§ **DATA FOR THIS TASK**
◆ ◆ ◆
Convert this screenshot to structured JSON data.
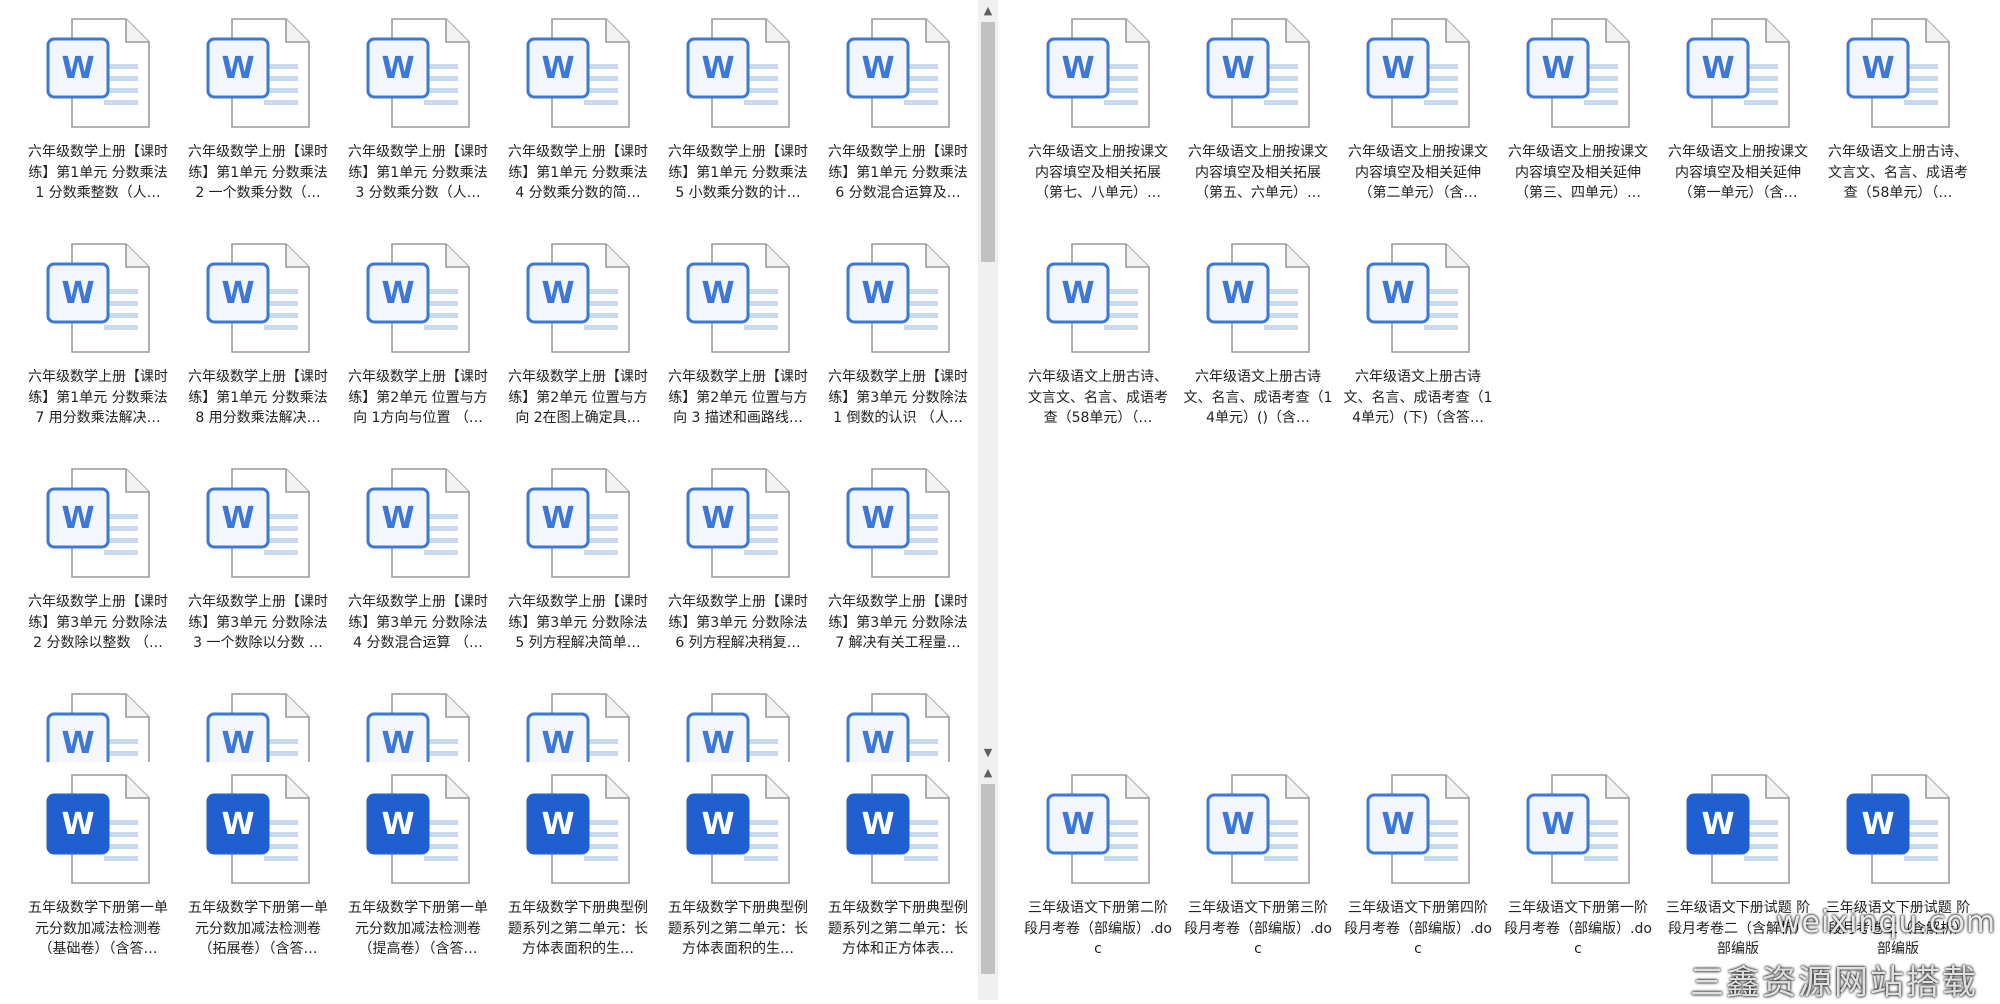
{
  "colors": {
    "word_light": "#3D78D6",
    "word_solid": "#1F5FD0",
    "page_bg": "#ffffff",
    "scroll_track": "#f0f0f0",
    "scroll_thumb": "#c1c1c1"
  },
  "icon": {
    "name": "word-document-icon",
    "letter": "W"
  },
  "scroll": {
    "up": "▲",
    "down": "▼"
  },
  "panes": {
    "top_left": {
      "files": [
        "六年级数学上册【课时练】第1单元 分数乘法 1 分数乘整数（人…",
        "六年级数学上册【课时练】第1单元 分数乘法 2 一个数乘分数（…",
        "六年级数学上册【课时练】第1单元 分数乘法 3 分数乘分数（人…",
        "六年级数学上册【课时练】第1单元 分数乘法 4 分数乘分数的简…",
        "六年级数学上册【课时练】第1单元 分数乘法 5 小数乘分数的计…",
        "六年级数学上册【课时练】第1单元 分数乘法 6 分数混合运算及…",
        "六年级数学上册【课时练】第1单元 分数乘法 7 用分数乘法解决…",
        "六年级数学上册【课时练】第1单元 分数乘法 8 用分数乘法解决…",
        "六年级数学上册【课时练】第2单元 位置与方向 1方向与位置 （…",
        "六年级数学上册【课时练】第2单元 位置与方向 2在图上确定具…",
        "六年级数学上册【课时练】第2单元 位置与方向 3 描述和画路线…",
        "六年级数学上册【课时练】第3单元 分数除法 1 倒数的认识 （人…",
        "六年级数学上册【课时练】第3单元 分数除法 2 分数除以整数 （…",
        "六年级数学上册【课时练】第3单元 分数除法 3 一个数除以分数 …",
        "六年级数学上册【课时练】第3单元 分数除法 4 分数混合运算 （…",
        "六年级数学上册【课时练】第3单元 分数除法 5 列方程解决简单…",
        "六年级数学上册【课时练】第3单元 分数除法 6 列方程解决稍复…",
        "六年级数学上册【课时练】第3单元 分数除法 7 解决有关工程量…",
        "",
        "",
        "",
        "",
        "",
        ""
      ]
    },
    "top_right": {
      "files": [
        "六年级语文上册按课文内容填空及相关拓展（第七、八单元）…",
        "六年级语文上册按课文内容填空及相关拓展（第五、六单元）…",
        "六年级语文上册按课文内容填空及相关延伸（第二单元）（含…",
        "六年级语文上册按课文内容填空及相关延伸（第三、四单元）…",
        "六年级语文上册按课文内容填空及相关延伸（第一单元）（含…",
        "六年级语文上册古诗、文言文、名言、成语考查（58单元）（…",
        "六年级语文上册古诗、文言文、名言、成语考查（58单元）（…",
        "六年级语文上册古诗文、名言、成语考查（14单元）()（含…",
        "六年级语文上册古诗文、名言、成语考查（14单元）(下)（含答…"
      ]
    },
    "bottom_left": {
      "files": [
        "五年级数学下册第一单元分数加减法检测卷（基础卷）（含答…",
        "五年级数学下册第一单元分数加减法检测卷（拓展卷）（含答…",
        "五年级数学下册第一单元分数加减法检测卷（提高卷）（含答…",
        "五年级数学下册典型例题系列之第二单元：长方体表面积的生…",
        "五年级数学下册典型例题系列之第二单元：长方体表面积的生…",
        "五年级数学下册典型例题系列之第二单元：长方体和正方体表…"
      ]
    },
    "bottom_right": {
      "files": [
        "三年级语文下册第二阶段月考卷（部编版）.doc",
        "三年级语文下册第三阶段月考卷（部编版）.doc",
        "三年级语文下册第四阶段月考卷（部编版）.doc",
        "三年级语文下册第一阶段月考卷（部编版）.doc",
        "三年级语文下册试题 阶段月考卷二（含解析）部编版",
        "三年级语文下册试题 阶段月考卷三（含解析）部编版"
      ]
    }
  },
  "watermark": {
    "line1": "weixinqu.com",
    "line2": "三鑫资源网站搭载"
  }
}
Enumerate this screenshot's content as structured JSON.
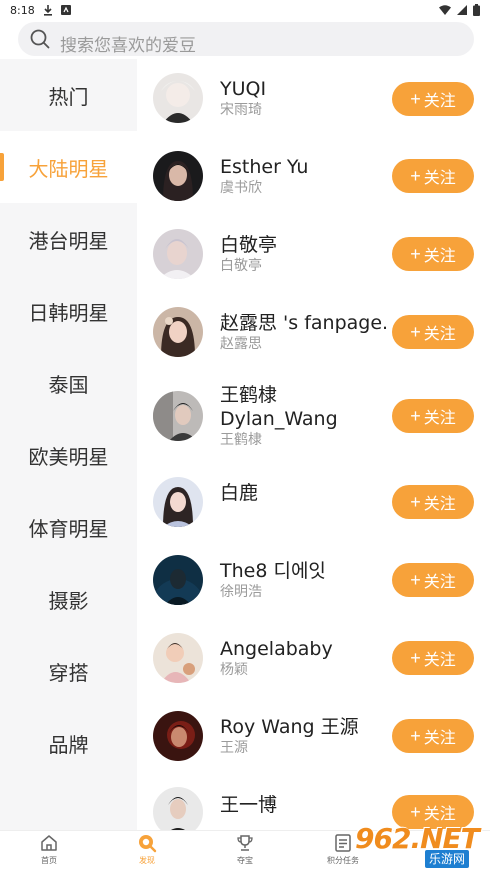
◆ ◆ ◆
§ **REQUIRED WORK**
In your copy, repeat each record exactly and include no pictures.

§ **SOLUTION BELOW**
Convert this screenshot to structured JSON data.
{
  "colors": {
    "word_light": "#3D78D6",
    "word_solid": "#1F5FD0",
    "page_bg": "#ffffff",
    "scroll_track": "#f0f0f0",
    "scroll_thumb": "#c1c1c1"
  },
  "icon": {
    "name": "word-document-icon",
    "letter": "W"
  },
  "scroll": {
    "up": "▲",
    "down": "▼"
  },
  "panes": {
    "top_left": {
      "files": [
        "六年级数学上册【课时练】第1单元 分数乘法 1 分数乘整数（人…",
        "六年级数学上册【课时练】第1单元 分数乘法 2 一个数乘分数（…",
        "六年级数学上册【课时练】第1单元 分数乘法 3 分数乘分数（人…",
        "六年级数学上册【课时练】第1单元 分数乘法 4 分数乘分数的简…",
        "六年级数学上册【课时练】第1单元 分数乘法 5 小数乘分数的计…",
        "六年级数学上册【课时练】第1单元 分数乘法 6 分数混合运算及…",
        "六年级数学上册【课时练】第1单元 分数乘法 7 用分数乘法解决…",
        "六年级数学上册【课时练】第1单元 分数乘法 8 用分数乘法解决…",
        "六年级数学上册【课时练】第2单元 位置与方向 1方向与位置 （…",
        "六年级数学上册【课时练】第2单元 位置与方向 2在图上确定具…",
        "六年级数学上册【课时练】第2单元 位置与方向 3 描述和画路线…",
        "六年级数学上册【课时练】第3单元 分数除法 1 倒数的认识 （人…",
        "六年级数学上册【课时练】第3单元 分数除法 2 分数除以整数 （…",
        "六年级数学上册【课时练】第3单元 分数除法 3 一个数除以分数 …",
        "六年级数学上册【课时练】第3单元 分数除法 4 分数混合运算 （…",
        "六年级数学上册【课时练】第3单元 分数除法 5 列方程解决简单…",
        "六年级数学上册【课时练】第3单元 分数除法 6 列方程解决稍复…",
        "六年级数学上册【课时练】第3单元 分数除法 7 解决有关工程量…",
        "",
        "",
        "",
        "",
        "",
        ""
      ]
    },
    "top_right": {
      "files": [
        "六年级语文上册按课文内容填空及相关拓展（第七、八单元）…",
        "六年级语文上册按课文内容填空及相关拓展（第五、六单元）…",
        "六年级语文上册按课文内容填空及相关延伸（第二单元）（含…",
        "六年级语文上册按课文内容填空及相关延伸（第三、四单元）…",
        "六年级语文上册按课文内容填空及相关延伸（第一单元）（含…",
        "六年级语文上册古诗、文言文、名言、成语考查（58单元）（…",
        "六年级语文上册古诗、文言文、名言、成语考查（58单元）（…",
        "六年级语文上册古诗文、名言、成语考查（14单元）()（含…",
        "六年级语文上册古诗文、名言、成语考查（14单元）(下)（含答…"
      ]
    },
    "bottom_left": {
      "files": [
        "五年级数学下册第一单元分数加减法检测卷（基础卷）（含答…",
        "五年级数学下册第一单元分数加减法检测卷（拓展卷）（含答…",
        "五年级数学下册第一单元分数加减法检测卷（提高卷）（含答…",
        "五年级数学下册典型例题系列之第二单元：长方体表面积的生…",
        "五年级数学下册典型例题系列之第二单元：长方体表面积的生…",
        "五年级数学下册典型例题系列之第二单元：长方体和正方体表…"
      ]
    },
    "bottom_right": {
      "files": [
        "三年级语文下册第二阶段月考卷（部编版）.doc",
        "三年级语文下册第三阶段月考卷（部编版）.doc",
        "三年级语文下册第四阶段月考卷（部编版）.doc",
        "三年级语文下册第一阶段月考卷（部编版）.doc",
        "三年级语文下册试题 阶段月考卷二（含解析）部编版",
        "三年级语文下册试题 阶段月考卷三（含解析）部编版"
      ]
    }
  },
  "watermark": {
    "line1": "weixinqu.com",
    "line2": "三鑫资源网站搭载"
  }
}
Enumerate this screenshot's content as structured JSON.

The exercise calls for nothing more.